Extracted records

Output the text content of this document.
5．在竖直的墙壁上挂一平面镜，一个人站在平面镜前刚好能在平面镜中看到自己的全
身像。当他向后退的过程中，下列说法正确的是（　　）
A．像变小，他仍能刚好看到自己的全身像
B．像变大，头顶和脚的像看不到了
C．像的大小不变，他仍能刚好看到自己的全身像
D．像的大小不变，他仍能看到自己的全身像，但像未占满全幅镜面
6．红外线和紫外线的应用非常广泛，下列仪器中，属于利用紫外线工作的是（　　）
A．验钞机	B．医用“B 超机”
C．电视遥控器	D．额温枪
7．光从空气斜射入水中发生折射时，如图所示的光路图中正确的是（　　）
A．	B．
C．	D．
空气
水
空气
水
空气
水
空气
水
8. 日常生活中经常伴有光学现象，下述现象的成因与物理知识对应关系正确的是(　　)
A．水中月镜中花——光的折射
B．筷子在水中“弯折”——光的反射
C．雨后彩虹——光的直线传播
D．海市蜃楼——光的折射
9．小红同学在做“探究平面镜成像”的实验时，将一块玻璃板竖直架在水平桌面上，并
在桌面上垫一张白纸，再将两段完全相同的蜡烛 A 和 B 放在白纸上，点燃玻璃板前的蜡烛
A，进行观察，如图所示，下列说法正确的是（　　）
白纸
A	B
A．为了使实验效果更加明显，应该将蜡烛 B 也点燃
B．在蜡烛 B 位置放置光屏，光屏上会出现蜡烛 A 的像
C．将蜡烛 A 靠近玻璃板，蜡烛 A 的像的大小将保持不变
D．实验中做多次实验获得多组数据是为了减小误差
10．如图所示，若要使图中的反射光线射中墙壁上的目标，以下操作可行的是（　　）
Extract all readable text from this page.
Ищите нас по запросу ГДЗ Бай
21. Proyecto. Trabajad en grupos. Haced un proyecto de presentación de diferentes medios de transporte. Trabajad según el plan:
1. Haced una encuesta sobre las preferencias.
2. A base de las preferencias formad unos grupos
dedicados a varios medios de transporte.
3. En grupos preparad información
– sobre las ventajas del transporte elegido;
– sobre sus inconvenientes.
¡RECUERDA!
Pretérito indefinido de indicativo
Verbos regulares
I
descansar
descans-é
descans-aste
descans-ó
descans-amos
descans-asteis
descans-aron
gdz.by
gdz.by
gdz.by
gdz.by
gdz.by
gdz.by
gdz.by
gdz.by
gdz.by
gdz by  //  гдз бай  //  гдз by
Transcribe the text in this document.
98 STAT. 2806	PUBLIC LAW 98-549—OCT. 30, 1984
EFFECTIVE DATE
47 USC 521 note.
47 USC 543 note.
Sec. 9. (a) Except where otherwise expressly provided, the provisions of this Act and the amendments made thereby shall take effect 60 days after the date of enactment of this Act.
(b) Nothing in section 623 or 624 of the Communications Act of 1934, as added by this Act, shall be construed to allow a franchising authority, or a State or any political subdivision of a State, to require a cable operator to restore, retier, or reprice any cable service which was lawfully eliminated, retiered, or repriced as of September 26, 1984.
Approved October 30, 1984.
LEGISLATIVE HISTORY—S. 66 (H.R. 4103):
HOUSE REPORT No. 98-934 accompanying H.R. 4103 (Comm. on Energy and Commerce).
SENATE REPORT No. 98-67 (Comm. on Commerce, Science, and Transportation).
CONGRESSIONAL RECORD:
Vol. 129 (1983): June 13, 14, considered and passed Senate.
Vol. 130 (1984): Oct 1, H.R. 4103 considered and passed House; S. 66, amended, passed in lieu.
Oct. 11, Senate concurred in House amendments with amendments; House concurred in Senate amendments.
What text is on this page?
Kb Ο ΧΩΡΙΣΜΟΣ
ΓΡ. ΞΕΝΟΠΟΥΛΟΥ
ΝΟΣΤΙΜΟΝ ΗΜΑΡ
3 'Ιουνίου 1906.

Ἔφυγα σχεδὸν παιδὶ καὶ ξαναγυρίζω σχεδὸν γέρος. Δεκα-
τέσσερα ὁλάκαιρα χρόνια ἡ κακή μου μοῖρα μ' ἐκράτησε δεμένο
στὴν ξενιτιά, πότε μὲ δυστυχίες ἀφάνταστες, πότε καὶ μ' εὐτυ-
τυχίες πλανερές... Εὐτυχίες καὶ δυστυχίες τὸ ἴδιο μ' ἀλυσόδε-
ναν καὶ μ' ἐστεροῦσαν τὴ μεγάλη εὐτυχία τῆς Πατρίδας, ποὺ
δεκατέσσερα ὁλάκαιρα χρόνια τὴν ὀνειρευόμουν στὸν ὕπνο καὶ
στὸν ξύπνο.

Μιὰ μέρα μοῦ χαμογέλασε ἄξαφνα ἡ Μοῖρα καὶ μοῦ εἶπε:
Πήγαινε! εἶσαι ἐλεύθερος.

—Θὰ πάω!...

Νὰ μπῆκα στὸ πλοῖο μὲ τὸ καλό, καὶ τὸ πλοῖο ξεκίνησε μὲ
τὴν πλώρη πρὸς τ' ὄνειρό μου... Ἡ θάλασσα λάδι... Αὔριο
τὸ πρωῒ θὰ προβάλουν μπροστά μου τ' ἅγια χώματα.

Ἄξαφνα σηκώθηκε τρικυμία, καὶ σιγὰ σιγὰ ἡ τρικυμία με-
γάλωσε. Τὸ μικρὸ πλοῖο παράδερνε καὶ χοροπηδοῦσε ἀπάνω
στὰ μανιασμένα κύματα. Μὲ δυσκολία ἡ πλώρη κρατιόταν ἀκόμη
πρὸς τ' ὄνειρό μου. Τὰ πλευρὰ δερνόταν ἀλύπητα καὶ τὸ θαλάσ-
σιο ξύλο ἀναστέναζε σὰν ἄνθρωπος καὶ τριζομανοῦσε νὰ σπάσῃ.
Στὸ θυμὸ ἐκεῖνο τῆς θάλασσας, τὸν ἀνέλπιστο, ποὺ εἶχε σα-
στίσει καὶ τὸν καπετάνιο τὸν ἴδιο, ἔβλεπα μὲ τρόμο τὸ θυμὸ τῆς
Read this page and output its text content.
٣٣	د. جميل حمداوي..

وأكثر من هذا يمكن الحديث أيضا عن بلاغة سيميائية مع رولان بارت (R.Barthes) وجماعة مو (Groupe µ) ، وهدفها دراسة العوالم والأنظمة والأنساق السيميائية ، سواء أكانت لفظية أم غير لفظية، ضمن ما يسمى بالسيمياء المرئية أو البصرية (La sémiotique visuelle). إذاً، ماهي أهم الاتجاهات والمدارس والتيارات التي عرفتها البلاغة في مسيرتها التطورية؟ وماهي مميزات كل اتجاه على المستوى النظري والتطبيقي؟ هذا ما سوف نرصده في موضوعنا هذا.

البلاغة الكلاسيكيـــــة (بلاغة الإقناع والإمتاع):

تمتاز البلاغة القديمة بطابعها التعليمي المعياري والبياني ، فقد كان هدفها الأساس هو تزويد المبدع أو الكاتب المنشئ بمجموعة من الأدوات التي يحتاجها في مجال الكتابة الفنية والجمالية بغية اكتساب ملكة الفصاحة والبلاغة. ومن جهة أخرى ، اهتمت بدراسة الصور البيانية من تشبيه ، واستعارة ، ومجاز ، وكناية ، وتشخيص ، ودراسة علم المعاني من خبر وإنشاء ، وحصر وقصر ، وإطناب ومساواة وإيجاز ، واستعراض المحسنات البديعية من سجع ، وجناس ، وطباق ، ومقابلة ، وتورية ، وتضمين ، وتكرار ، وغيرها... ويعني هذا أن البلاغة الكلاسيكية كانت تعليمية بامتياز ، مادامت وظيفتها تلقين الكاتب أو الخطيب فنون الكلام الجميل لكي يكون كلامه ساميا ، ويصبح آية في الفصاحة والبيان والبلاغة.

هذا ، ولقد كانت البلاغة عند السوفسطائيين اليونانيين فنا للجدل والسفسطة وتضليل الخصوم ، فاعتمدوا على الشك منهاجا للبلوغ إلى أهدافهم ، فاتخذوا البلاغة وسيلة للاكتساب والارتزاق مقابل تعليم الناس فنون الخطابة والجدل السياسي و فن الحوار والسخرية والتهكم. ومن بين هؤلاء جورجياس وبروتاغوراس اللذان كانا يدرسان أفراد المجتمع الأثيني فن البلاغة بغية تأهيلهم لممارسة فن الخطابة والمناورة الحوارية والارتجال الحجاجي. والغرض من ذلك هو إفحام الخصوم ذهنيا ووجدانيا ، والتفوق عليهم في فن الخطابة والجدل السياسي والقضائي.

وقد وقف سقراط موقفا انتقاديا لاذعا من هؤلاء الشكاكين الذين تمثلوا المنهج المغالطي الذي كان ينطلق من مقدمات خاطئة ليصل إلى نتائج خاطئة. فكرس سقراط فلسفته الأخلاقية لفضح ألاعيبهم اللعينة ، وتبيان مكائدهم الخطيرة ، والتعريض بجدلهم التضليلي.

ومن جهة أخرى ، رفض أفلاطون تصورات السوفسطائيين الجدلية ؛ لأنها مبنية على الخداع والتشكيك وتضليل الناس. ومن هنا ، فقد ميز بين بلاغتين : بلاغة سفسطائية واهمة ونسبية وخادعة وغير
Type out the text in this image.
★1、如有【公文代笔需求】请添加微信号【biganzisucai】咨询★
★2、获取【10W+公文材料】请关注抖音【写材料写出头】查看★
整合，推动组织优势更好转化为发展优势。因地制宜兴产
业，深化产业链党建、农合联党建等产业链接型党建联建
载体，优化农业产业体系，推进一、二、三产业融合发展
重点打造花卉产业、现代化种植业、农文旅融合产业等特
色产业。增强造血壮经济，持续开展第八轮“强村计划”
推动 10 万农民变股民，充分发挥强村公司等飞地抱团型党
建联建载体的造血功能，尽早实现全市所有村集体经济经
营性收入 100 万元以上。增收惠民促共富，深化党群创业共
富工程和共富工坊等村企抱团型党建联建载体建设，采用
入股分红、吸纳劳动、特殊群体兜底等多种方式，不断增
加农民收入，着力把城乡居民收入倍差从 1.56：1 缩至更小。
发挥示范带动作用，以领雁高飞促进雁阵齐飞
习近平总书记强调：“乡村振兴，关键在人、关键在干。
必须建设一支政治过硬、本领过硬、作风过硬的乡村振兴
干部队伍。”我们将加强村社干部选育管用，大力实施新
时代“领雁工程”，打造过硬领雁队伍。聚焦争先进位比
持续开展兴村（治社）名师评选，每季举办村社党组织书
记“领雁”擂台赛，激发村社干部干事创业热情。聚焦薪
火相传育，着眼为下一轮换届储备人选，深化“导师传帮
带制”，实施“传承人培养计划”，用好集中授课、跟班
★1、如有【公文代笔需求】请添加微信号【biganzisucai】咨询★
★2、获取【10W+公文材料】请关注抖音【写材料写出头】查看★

- [WORK TO BE COMPLETED]:
Reproduce each line holding the word "他仍能刚好看到自己的全身像".

- [FULL ANSWER]:
A．像变小，他仍能刚好看到自己的全身像
C．像的大小不变，他仍能刚好看到自己的全身像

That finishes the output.